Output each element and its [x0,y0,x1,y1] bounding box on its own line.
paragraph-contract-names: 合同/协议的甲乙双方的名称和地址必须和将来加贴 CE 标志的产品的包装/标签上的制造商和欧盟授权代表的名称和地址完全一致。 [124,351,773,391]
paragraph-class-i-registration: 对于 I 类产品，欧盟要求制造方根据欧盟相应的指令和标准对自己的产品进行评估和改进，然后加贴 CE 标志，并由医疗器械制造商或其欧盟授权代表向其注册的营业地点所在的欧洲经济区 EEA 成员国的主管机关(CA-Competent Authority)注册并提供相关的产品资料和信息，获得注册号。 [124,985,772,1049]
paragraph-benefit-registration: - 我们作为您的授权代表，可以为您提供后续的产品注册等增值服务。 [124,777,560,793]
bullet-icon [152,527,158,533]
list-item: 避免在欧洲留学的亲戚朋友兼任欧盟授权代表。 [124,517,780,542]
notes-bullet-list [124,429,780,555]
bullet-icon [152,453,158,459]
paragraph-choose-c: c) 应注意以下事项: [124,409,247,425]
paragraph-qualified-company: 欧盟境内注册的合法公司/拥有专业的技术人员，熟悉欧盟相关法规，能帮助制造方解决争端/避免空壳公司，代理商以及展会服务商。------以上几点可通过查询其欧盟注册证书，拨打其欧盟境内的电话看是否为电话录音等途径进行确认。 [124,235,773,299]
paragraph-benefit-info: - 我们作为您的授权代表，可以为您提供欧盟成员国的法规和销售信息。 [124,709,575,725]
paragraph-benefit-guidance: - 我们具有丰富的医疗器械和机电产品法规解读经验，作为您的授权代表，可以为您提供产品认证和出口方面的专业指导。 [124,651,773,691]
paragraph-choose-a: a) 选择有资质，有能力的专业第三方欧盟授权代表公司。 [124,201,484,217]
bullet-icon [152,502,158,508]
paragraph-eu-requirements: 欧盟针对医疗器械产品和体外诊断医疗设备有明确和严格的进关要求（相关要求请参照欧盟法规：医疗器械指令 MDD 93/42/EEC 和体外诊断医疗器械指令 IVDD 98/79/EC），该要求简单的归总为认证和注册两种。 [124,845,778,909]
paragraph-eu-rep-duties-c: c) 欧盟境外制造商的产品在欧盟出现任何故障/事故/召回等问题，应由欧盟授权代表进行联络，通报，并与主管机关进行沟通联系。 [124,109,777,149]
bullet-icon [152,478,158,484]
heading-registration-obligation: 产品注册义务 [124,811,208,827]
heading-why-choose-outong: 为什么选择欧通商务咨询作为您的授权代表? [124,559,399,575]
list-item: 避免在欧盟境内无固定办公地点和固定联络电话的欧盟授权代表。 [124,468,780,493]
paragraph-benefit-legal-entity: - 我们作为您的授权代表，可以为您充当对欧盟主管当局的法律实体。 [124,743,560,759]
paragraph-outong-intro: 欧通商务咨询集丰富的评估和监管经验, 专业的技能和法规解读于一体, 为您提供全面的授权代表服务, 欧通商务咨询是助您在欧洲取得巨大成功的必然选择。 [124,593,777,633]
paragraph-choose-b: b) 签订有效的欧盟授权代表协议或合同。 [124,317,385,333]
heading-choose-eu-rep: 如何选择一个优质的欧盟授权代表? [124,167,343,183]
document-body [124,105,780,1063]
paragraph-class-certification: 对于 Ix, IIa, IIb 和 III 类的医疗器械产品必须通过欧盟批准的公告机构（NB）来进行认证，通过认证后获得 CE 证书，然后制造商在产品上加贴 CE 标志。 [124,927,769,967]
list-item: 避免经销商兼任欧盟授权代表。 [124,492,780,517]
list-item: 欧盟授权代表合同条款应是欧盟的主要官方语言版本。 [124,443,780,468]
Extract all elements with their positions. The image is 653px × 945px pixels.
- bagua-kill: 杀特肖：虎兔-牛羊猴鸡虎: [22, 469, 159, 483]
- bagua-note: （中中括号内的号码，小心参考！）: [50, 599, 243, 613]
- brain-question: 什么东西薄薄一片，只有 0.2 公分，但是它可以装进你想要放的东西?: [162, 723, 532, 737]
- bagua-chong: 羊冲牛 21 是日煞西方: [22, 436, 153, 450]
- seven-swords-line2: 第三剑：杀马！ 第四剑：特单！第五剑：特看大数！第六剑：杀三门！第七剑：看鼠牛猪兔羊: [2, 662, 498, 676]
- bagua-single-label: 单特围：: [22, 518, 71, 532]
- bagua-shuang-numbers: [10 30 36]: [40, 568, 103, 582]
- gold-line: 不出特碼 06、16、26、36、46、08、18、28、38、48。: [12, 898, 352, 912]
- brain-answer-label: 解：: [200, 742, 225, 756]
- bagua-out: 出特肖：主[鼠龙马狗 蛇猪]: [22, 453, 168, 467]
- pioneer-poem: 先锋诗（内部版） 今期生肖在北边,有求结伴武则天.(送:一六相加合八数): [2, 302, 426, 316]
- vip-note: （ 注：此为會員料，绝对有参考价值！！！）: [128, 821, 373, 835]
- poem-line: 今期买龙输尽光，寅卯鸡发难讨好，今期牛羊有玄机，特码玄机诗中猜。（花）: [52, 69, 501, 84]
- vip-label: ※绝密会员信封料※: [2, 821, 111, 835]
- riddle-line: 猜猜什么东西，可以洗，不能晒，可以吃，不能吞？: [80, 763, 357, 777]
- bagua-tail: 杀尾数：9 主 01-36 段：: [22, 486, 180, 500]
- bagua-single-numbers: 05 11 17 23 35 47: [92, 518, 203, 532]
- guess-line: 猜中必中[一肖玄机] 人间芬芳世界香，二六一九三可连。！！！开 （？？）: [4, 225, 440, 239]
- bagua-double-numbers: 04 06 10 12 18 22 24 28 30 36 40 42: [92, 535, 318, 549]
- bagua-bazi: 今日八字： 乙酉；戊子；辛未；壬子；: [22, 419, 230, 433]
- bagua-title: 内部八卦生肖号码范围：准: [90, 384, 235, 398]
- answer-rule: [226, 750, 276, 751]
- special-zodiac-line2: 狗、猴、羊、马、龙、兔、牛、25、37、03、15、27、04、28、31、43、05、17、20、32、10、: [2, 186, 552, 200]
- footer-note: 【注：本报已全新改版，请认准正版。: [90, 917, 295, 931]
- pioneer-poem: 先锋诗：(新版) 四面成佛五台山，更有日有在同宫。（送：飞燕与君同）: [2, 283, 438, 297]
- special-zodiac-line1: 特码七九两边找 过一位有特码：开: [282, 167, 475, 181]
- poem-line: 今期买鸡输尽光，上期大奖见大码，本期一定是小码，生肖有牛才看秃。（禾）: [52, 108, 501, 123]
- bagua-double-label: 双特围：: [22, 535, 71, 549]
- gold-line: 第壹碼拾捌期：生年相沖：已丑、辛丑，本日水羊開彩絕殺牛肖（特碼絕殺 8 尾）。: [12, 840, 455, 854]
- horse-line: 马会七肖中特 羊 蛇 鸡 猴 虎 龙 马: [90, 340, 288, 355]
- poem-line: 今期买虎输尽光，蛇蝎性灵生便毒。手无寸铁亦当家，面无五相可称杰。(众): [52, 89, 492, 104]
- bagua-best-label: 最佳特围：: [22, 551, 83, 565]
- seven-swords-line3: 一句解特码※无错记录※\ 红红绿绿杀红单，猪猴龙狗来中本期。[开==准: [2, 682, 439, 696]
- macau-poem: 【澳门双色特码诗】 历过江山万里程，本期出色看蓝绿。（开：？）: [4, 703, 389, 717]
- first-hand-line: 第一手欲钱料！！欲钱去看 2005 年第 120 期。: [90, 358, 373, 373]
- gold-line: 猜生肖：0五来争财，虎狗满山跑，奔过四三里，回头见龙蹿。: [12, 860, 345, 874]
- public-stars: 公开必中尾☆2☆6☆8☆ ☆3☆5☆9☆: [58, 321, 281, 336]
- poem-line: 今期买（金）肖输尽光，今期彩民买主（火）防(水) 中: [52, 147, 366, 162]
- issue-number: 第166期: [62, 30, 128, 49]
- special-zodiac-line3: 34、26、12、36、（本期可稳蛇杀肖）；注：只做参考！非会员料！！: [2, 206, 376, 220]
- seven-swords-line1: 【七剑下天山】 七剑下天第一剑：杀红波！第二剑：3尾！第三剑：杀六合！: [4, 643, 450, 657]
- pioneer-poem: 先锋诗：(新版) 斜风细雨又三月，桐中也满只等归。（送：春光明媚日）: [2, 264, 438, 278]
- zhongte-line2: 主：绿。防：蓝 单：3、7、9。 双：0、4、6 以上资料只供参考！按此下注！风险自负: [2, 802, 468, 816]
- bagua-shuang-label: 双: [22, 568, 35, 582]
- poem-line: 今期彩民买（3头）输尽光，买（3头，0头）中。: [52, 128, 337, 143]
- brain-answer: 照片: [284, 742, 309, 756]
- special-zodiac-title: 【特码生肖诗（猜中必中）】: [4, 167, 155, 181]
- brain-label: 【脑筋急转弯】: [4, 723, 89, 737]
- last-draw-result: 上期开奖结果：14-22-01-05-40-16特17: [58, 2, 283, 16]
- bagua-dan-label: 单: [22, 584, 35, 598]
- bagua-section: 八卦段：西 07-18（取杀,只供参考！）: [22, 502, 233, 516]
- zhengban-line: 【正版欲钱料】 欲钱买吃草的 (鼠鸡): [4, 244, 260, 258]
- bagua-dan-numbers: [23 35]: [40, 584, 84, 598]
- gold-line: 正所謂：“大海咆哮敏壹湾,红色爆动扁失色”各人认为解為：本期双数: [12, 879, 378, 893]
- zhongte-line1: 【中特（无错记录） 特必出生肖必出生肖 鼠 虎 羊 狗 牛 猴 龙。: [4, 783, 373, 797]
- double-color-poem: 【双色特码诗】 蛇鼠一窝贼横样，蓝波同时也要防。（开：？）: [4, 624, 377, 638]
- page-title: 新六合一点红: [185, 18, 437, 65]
*****
BRIEF:
From the first line of the entries through the line containing "paragraph-class-i-registration: 对于 I", arrange each line as one string in a JSON list, leaving out any blank lines.

THE ANSWER:
[
  "Output each element and its [x0,y0,x1,y1] bounding box on its own line.",
  "paragraph-contract-names: 合同/协议的甲乙双方的名称和地址必须和将来加贴 CE 标志的产品的包装/标签上的制造商和欧盟授权代表的名称和地址完全一致。 [124,351,773,391]",
  "paragraph-class-i-registration: 对于 I 类产品，欧盟要求制造方根据欧盟相应的指令和标准对自己的产品进行评估和改进，然后加贴 CE 标志，并由医疗器械制造商或其欧盟授权代表向其注册的营业地点所在的欧洲经济区 EEA 成员国的主管机关(CA-Competent Authority)注册并提供相关的产品资料和信息，获得注册号。 [124,985,772,1049]"
]